What follows is a set of records; restate each one word for word and drop the pictures.
- - -
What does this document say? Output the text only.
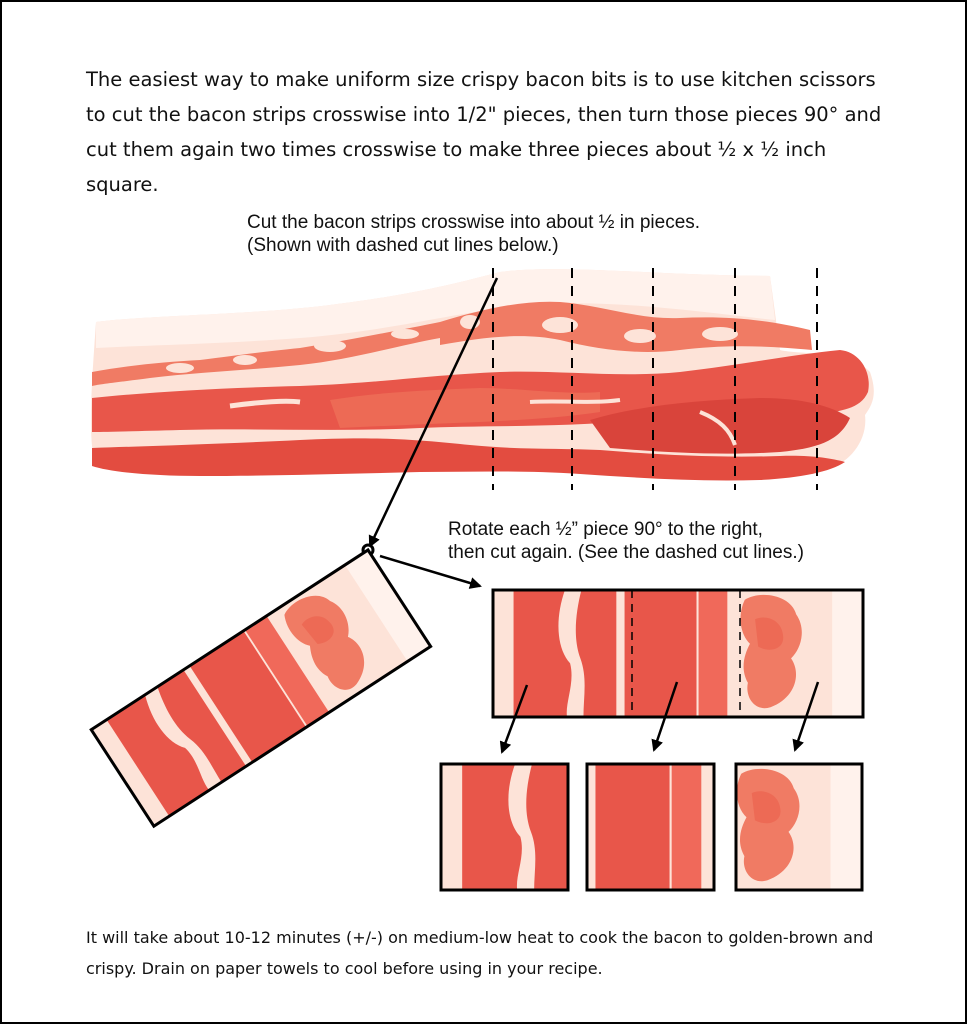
The easiest way to make uniform size crispy bacon bits is to use kitchen scissors to cut the bacon strips crosswise into 1/2" pieces, then turn those pieces 90° and cut them again two times crosswise to make three pieces about ½ x ½ inch square.

Cut the bacon strips crosswise into about ½ in pieces.
(Shown with dashed cut lines below.)
Rotate each ½” piece 90° to the right,
then cut again. (See the dashed cut lines.)

It will take about 10-12 minutes (+/-) on medium-low heat to cook the bacon to golden-brown and crispy. Drain on paper towels to cool before using in your recipe.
- - -
- **EXERCISE RESULT**
What does this document say? Output the text only.
The easiest way to make uniform size crispy bacon bits is to use kitchen scissors to cut the bacon strips crosswise into 1/2" pieces, then turn those pieces 90° and cut them again two times crosswise to make three pieces about ½ x ½ inch square.

Cut the bacon strips crosswise into about ½ in pieces.
(Shown with dashed cut lines below.)
Rotate each ½” piece 90° to the right,
then cut again. (See the dashed cut lines.)

It will take about 10-12 minutes (+/-) on medium-low heat to cook the bacon to golden-brown and crispy. Drain on paper towels to cool before using in your recipe.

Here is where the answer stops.